Work to complete:
a - In the passage about Wilson and the adaptive unconscious, what did Wilson find happened when people tried to explain why they felt the way they did about their mates?
b - Decide whether each statement agrees with the passage about Wilson and the adaptive unconscious: (i) The adaptive unconscious may have evolved before consciousness. (ii) Wilson regards statements such as "I'm doing this because I love money" as signs of genuine self-awareness. (iii) The skills handled by the adaptive unconscious are used only on rare occasions.
c - Write a continuation of the passage on Wilson's view of the adaptive unconscious, starting after its last sentence.

Passage:

— Begin —

In his recently published book, ''Strangers to Ourselves,'' Wilson argues that the real key to our behavior lies in a part of the brain known as the adaptive unconscious. Evolved perhaps before consciousness itself, it is the realm responsible for such indispensable cognitive skills as acquiring language, sizing up situations quickly, detecting signs of danger, sussing out relationships -- skills that everyone uses every day without even realizing it. Think of the adaptive unconscious as the generator in the basement that hums along unnoticed, but without which little could happen.

Mere words, alas, may not grant us any access to its workings. Consider statements like ''I'm doing this because I'm angry at my mother,'' ''I'm doing this because I love money'' or ''I'm doing this because I'm an extrovert.'' To some, they indicate a commendable degree of self-awareness. To Wilson, they are little more than deflective narratives, consoling fictions that justify our behavior without providing true insight into its origins. Trying to use such pat explanations to shed light on our deepest motivations is ''analogous to trying to see how our own kidneys work,'' he says. ''We just don't have that window. We may be misled as to what we feel by putting our feelings into words.'' Wilson conducted a number of experiments in which he asked people how they felt about their mates, then asked them to articulate the reasons they felt that way. He found that the very act of trying to explain those feelings often altered them, for better or worse.

— End —

[Records from a data collection]
— Begin —

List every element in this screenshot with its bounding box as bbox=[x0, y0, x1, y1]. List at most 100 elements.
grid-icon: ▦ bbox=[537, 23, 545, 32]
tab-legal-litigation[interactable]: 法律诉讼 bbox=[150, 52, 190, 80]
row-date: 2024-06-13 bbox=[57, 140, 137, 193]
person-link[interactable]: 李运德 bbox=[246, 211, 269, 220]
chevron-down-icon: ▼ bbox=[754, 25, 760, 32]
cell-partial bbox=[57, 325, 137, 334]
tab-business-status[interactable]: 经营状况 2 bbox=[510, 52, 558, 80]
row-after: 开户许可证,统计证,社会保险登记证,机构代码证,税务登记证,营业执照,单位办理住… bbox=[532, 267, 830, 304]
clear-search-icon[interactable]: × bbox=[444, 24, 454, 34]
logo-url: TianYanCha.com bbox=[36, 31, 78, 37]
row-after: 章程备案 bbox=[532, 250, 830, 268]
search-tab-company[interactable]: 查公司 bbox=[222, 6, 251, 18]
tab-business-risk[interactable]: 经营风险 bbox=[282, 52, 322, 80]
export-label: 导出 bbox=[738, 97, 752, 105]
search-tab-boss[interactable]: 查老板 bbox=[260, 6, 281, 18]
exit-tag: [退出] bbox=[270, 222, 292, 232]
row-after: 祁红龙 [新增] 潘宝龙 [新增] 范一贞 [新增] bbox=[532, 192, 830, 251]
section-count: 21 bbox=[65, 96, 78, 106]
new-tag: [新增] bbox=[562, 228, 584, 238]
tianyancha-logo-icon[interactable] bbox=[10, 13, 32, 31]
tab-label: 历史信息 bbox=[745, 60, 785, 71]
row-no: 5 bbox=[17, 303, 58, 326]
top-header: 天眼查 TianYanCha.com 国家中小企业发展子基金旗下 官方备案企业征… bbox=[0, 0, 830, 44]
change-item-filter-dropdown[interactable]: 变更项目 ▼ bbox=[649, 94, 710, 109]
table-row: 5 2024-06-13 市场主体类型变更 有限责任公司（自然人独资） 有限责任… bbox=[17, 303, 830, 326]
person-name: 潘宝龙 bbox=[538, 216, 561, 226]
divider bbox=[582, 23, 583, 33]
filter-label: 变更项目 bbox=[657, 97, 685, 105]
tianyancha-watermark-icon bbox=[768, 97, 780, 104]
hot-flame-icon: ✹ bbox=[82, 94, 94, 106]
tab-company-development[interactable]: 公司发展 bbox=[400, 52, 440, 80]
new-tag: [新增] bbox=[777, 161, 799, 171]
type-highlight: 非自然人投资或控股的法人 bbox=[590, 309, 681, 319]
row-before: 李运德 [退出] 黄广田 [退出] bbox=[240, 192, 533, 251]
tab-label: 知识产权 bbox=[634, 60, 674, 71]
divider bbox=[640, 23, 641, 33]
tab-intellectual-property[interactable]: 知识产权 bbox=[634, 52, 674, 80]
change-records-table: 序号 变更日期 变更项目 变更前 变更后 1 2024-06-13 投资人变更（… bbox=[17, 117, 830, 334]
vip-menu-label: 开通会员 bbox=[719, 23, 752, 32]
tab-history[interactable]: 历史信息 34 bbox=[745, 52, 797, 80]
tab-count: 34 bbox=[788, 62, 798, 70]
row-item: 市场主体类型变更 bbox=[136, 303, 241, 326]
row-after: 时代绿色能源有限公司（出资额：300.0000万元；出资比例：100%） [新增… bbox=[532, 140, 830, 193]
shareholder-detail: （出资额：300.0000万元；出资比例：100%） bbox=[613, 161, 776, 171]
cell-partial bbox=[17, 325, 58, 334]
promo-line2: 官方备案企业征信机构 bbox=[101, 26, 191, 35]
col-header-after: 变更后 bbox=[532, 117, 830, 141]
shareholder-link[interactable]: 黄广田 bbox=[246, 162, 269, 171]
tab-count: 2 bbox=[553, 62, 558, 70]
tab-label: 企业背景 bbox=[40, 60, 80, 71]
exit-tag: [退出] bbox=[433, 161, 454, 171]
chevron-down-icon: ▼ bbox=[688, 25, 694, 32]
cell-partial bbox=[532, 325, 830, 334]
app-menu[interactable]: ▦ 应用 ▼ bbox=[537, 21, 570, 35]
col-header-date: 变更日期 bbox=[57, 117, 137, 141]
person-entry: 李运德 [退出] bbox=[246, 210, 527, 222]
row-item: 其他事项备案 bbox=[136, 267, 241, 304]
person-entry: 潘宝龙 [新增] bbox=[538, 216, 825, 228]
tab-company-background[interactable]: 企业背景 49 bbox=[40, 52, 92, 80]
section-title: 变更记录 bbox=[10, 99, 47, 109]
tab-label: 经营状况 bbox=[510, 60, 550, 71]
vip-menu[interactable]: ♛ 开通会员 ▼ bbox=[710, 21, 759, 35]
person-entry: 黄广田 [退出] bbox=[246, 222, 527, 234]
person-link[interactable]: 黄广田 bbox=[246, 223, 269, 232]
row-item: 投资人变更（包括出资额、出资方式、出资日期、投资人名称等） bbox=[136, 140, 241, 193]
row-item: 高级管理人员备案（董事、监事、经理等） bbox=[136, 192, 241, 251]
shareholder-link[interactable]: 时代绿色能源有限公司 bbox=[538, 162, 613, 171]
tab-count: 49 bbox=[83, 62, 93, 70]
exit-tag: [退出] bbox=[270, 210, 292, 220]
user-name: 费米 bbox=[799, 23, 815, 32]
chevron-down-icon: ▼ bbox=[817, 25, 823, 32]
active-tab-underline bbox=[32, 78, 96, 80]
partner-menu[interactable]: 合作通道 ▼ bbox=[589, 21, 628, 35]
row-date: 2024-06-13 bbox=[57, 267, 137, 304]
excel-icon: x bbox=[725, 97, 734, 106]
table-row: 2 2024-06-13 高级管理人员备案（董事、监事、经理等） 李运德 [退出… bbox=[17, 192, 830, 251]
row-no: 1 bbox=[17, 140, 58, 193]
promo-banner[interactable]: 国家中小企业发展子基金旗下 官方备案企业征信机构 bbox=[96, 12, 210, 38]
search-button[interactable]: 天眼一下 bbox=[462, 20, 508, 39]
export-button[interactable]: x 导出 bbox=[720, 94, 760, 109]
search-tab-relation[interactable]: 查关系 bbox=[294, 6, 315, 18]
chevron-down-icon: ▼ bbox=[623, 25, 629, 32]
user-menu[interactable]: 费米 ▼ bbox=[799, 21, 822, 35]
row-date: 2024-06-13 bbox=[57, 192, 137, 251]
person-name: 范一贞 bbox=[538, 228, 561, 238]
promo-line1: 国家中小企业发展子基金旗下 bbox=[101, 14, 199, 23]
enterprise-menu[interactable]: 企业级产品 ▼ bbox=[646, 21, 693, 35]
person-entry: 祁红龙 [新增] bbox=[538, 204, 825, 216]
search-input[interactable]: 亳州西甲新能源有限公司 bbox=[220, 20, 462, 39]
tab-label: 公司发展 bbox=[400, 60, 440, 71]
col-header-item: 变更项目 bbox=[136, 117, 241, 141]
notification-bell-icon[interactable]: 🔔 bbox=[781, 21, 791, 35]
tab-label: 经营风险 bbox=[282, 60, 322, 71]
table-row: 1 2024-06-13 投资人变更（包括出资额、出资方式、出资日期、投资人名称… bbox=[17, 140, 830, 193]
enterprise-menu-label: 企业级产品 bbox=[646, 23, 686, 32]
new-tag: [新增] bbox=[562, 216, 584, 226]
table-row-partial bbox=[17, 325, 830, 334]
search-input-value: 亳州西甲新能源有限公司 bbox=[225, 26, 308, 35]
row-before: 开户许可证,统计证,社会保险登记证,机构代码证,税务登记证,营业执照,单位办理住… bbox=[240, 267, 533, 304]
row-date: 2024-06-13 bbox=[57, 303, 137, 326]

— End —

Replies:
a - The act of trying to explain those feelings often altered them, for better or worse.

b -
(i) Yes: "Evolved perhaps before consciousness itself"
(ii) No: "To Wilson, they are little more than deflective narratives, consoling fictions that justify our behavior without providing true insight into its origins."
(iii) No: "skills that everyone uses every day without even realizing it"

c -
Talking in detail about your feelings is, however, the essential tool of psychotherapy. How to gain self-knowledge if not through the flow of words (like ''mother'' and ''controlling'')? Wilson advocates restoring credence to those gut reactions that psychotherapy has taught us to regard as insufficient or superficial. ''We learn about ourselves by drawing inferences,'' he says. In practical terms, that means closely observing our conduct and gauging our effect on others, rather than dissecting our own thoughts ad infinitum.

Analysands who have grown weary from the effort of constant self-examination may breathe a sigh of relief -- as, perhaps, their mothers may.